## Problem to work on:
Leave the images out, and otherwise write out each entry exactly.

## Entries shown:

******************************

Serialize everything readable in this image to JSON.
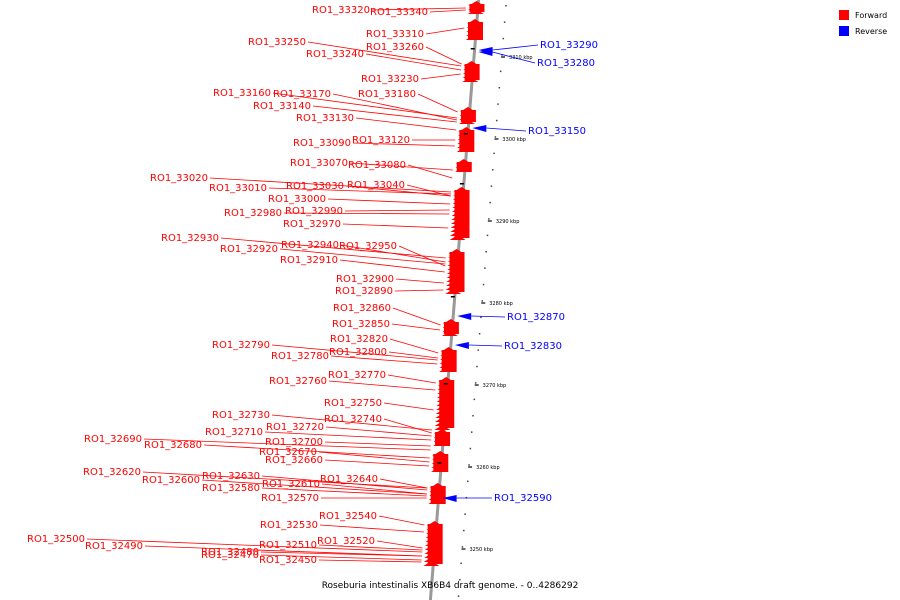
{
  "legend": {
    "forward_label": "Forward",
    "reverse_label": "Reverse",
    "forward_color": "#ff0000",
    "reverse_color": "#0000ff"
  },
  "caption": "Roseburia intestinalis XB6B4 draft genome. - 0..4286292",
  "genome_length": 4286292,
  "scale_ticks": [
    "3310 kbp",
    "3300 kbp",
    "3290 kbp",
    "3280 kbp",
    "3270 kbp",
    "3260 kbp",
    "3250 kbp"
  ],
  "forward_genes": [
    "RO1_33320",
    "RO1_33340",
    "RO1_33310",
    "RO1_33250",
    "RO1_33260",
    "RO1_33240",
    "RO1_33230",
    "RO1_33160",
    "RO1_33170",
    "RO1_33180",
    "RO1_33140",
    "RO1_33130",
    "RO1_33120",
    "RO1_33090",
    "RO1_33070",
    "RO1_33080",
    "RO1_33020",
    "RO1_33010",
    "RO1_33030",
    "RO1_33040",
    "RO1_33000",
    "RO1_32980",
    "RO1_32990",
    "RO1_32970",
    "RO1_32930",
    "RO1_32940",
    "RO1_32950",
    "RO1_32920",
    "RO1_32910",
    "RO1_32900",
    "RO1_32890",
    "RO1_32860",
    "RO1_32850",
    "RO1_32820",
    "RO1_32790",
    "RO1_32780",
    "RO1_32800",
    "RO1_32770",
    "RO1_32760",
    "RO1_32750",
    "RO1_32730",
    "RO1_32740",
    "RO1_32720",
    "RO1_32710",
    "RO1_32690",
    "RO1_32700",
    "RO1_32680",
    "RO1_32670",
    "RO1_32660",
    "RO1_32620",
    "RO1_32630",
    "RO1_32640",
    "RO1_32600",
    "RO1_32610",
    "RO1_32580",
    "RO1_32570",
    "RO1_32540",
    "RO1_32530",
    "RO1_32520",
    "RO1_32500",
    "RO1_32510",
    "RO1_32490",
    "RO1_32480",
    "RO1_32470",
    "RO1_32450"
  ],
  "reverse_genes": [
    "RO1_33290",
    "RO1_33280",
    "RO1_33150",
    "RO1_32870",
    "RO1_32830",
    "RO1_32590"
  ]
}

******************************

## Answer space:
Serialize everything readable in this image to JSON.
{
  "legend": {
    "forward_label": "Forward",
    "reverse_label": "Reverse",
    "forward_color": "#ff0000",
    "reverse_color": "#0000ff"
  },
  "caption": "Roseburia intestinalis XB6B4 draft genome. - 0..4286292",
  "genome_length": 4286292,
  "scale_ticks": [
    "3310 kbp",
    "3300 kbp",
    "3290 kbp",
    "3280 kbp",
    "3270 kbp",
    "3260 kbp",
    "3250 kbp"
  ],
  "forward_genes": [
    "RO1_33320",
    "RO1_33340",
    "RO1_33310",
    "RO1_33250",
    "RO1_33260",
    "RO1_33240",
    "RO1_33230",
    "RO1_33160",
    "RO1_33170",
    "RO1_33180",
    "RO1_33140",
    "RO1_33130",
    "RO1_33120",
    "RO1_33090",
    "RO1_33070",
    "RO1_33080",
    "RO1_33020",
    "RO1_33010",
    "RO1_33030",
    "RO1_33040",
    "RO1_33000",
    "RO1_32980",
    "RO1_32990",
    "RO1_32970",
    "RO1_32930",
    "RO1_32940",
    "RO1_32950",
    "RO1_32920",
    "RO1_32910",
    "RO1_32900",
    "RO1_32890",
    "RO1_32860",
    "RO1_32850",
    "RO1_32820",
    "RO1_32790",
    "RO1_32780",
    "RO1_32800",
    "RO1_32770",
    "RO1_32760",
    "RO1_32750",
    "RO1_32730",
    "RO1_32740",
    "RO1_32720",
    "RO1_32710",
    "RO1_32690",
    "RO1_32700",
    "RO1_32680",
    "RO1_32670",
    "RO1_32660",
    "RO1_32620",
    "RO1_32630",
    "RO1_32640",
    "RO1_32600",
    "RO1_32610",
    "RO1_32580",
    "RO1_32570",
    "RO1_32540",
    "RO1_32530",
    "RO1_32520",
    "RO1_32500",
    "RO1_32510",
    "RO1_32490",
    "RO1_32480",
    "RO1_32470",
    "RO1_32450"
  ],
  "reverse_genes": [
    "RO1_33290",
    "RO1_33280",
    "RO1_33150",
    "RO1_32870",
    "RO1_32830",
    "RO1_32590"
  ]
}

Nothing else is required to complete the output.